* **Provided data**:
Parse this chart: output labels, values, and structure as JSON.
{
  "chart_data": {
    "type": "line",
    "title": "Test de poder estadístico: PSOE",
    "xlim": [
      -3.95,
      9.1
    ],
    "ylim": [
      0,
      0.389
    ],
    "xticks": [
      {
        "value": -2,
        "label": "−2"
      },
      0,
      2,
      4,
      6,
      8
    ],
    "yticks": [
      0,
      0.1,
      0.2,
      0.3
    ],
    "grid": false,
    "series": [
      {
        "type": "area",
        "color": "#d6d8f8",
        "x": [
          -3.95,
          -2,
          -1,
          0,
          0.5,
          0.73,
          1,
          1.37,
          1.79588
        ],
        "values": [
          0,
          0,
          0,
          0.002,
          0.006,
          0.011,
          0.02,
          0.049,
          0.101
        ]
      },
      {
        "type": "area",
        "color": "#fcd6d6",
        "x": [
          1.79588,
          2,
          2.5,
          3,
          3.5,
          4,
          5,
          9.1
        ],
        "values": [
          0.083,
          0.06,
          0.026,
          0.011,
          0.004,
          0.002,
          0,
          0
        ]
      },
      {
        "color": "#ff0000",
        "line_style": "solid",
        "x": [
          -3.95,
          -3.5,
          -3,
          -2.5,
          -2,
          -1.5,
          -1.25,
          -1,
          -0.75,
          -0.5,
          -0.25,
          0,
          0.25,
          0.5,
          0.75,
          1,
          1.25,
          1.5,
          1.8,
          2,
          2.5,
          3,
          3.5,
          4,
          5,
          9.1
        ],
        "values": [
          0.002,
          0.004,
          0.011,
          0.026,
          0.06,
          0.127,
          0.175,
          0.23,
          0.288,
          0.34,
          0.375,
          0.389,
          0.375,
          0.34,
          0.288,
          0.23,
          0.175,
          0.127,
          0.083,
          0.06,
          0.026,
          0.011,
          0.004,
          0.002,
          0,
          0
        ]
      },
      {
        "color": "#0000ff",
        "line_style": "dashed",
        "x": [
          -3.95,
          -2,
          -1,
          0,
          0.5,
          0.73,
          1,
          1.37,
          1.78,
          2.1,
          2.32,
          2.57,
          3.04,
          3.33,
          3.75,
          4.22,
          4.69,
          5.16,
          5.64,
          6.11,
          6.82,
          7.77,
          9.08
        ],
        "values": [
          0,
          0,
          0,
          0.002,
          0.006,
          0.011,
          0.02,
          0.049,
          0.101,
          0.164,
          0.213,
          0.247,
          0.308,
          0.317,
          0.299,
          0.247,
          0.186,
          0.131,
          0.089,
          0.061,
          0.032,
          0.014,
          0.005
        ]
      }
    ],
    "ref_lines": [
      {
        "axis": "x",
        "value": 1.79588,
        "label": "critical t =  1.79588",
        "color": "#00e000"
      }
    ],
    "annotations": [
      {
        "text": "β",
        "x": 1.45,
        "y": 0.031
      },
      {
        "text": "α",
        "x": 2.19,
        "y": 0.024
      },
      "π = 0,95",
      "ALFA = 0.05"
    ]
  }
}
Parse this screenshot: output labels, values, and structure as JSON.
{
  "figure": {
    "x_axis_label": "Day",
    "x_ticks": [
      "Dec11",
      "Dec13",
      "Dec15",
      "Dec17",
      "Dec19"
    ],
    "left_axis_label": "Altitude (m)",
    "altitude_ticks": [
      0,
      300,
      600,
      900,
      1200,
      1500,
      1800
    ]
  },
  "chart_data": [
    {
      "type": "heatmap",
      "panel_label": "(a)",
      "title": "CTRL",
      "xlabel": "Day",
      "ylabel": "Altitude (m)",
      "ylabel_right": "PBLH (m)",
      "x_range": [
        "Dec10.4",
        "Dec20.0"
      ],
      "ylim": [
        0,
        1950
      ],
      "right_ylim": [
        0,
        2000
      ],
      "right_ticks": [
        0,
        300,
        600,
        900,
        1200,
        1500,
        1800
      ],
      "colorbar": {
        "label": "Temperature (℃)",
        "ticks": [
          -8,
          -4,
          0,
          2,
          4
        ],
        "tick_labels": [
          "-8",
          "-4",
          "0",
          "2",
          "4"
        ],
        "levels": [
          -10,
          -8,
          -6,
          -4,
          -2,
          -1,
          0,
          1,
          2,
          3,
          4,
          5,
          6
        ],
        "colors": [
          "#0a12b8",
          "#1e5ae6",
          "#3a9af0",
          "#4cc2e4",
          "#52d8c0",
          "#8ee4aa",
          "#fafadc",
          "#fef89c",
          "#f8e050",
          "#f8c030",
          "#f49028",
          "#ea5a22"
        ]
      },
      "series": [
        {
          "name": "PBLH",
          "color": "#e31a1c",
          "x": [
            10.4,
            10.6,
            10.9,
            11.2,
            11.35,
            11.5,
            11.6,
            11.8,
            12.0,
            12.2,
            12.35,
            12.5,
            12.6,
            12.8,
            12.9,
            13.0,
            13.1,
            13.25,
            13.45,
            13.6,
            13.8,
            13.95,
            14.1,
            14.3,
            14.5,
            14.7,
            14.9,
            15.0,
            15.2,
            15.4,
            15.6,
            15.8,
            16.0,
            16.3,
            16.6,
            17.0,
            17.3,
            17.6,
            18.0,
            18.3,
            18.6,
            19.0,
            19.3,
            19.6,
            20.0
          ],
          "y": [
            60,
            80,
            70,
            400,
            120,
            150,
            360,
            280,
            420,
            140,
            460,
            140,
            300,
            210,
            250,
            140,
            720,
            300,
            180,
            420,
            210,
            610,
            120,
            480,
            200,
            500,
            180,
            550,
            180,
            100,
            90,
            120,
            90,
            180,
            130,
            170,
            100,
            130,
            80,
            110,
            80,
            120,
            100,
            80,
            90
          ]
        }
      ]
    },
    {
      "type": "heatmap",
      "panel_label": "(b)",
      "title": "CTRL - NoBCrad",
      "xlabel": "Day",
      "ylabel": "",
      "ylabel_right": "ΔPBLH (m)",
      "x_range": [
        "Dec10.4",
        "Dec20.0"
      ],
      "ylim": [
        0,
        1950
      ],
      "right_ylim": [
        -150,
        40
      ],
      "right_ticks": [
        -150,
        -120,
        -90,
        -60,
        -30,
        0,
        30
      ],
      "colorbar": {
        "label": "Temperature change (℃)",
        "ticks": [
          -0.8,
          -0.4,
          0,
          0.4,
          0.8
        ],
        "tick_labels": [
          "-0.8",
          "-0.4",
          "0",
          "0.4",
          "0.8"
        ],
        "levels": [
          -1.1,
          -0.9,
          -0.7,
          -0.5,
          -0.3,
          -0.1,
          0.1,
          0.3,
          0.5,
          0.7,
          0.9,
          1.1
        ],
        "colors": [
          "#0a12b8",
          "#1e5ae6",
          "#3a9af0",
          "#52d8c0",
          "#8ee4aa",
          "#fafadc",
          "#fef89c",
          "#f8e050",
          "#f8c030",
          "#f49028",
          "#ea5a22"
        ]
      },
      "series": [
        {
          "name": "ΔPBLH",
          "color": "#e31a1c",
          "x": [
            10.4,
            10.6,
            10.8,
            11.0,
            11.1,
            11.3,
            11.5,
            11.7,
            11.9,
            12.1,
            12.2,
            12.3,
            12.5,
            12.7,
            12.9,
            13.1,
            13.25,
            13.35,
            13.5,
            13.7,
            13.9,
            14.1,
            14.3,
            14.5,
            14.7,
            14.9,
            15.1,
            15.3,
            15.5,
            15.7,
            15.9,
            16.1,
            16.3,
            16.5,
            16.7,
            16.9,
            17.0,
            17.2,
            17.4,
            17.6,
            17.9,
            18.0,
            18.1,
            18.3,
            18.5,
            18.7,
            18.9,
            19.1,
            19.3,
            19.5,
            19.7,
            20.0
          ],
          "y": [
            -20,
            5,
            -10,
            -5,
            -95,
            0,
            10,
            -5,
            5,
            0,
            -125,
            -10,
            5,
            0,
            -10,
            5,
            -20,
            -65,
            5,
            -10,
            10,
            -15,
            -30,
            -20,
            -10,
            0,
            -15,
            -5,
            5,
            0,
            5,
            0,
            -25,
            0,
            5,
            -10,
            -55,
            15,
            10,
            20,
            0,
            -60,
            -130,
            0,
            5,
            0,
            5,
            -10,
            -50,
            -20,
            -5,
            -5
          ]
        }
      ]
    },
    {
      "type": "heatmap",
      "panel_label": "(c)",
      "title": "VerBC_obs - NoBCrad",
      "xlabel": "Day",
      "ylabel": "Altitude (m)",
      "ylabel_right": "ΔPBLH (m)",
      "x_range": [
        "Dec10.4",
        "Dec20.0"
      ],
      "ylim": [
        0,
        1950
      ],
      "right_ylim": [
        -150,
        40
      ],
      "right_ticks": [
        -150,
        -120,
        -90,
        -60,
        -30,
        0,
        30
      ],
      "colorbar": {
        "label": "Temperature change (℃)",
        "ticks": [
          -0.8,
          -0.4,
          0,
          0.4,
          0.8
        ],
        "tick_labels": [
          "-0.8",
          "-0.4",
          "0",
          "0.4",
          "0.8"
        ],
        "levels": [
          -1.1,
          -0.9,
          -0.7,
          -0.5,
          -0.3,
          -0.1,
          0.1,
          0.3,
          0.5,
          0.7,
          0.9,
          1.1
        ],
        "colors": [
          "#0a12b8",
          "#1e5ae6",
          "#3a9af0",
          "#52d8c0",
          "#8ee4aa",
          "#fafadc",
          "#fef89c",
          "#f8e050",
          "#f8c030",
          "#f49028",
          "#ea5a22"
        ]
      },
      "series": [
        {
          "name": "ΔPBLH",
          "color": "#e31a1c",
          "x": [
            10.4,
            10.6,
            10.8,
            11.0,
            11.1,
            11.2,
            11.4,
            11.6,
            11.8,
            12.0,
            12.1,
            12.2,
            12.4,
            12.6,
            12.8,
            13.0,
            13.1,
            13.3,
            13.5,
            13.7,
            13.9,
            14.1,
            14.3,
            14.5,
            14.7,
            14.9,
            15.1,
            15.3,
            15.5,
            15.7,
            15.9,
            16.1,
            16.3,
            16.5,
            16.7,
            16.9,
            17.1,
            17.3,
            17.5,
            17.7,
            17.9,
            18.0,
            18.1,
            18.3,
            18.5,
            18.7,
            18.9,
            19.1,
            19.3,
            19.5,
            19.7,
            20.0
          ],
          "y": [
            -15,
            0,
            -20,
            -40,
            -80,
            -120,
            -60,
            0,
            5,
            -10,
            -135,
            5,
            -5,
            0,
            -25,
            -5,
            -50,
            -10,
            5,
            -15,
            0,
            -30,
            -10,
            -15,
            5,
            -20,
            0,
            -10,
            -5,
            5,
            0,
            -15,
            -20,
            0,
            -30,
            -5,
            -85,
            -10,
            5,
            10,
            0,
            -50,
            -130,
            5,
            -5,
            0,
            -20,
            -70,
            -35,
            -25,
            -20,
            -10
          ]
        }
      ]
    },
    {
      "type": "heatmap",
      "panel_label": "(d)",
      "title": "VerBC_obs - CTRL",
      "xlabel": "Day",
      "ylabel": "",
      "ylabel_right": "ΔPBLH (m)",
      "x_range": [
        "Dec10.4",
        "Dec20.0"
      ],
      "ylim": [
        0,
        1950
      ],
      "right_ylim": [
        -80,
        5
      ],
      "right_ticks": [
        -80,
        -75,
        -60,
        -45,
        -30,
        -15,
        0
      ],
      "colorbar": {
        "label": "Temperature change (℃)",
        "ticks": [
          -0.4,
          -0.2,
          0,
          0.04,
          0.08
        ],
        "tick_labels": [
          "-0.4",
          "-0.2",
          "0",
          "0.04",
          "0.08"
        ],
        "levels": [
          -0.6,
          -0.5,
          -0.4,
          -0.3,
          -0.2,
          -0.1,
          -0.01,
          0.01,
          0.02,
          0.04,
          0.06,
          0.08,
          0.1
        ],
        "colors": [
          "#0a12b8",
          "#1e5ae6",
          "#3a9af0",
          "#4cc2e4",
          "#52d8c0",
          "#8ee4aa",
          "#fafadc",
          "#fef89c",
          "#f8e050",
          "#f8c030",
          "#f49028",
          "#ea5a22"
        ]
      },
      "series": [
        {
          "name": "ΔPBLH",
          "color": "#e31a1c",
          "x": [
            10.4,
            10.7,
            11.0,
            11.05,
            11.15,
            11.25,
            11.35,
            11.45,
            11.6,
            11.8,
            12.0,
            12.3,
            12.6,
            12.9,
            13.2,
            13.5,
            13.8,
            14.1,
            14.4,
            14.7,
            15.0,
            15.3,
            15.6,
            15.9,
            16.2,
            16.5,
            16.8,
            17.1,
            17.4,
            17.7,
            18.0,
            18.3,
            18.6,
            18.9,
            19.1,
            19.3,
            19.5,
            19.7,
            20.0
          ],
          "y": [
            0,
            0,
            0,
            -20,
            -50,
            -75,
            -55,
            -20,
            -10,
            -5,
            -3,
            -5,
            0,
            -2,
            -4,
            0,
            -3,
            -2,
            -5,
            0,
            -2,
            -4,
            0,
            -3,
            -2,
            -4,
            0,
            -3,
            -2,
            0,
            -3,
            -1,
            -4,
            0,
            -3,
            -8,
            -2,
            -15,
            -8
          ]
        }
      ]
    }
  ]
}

* **What you should do**:
In the material above, find the lines that contain "structure" and show them.

* **Written solution**:
Parse this chart: output labels, values, and structure as JSON.
Parse this screenshot: output labels, values, and structure as JSON.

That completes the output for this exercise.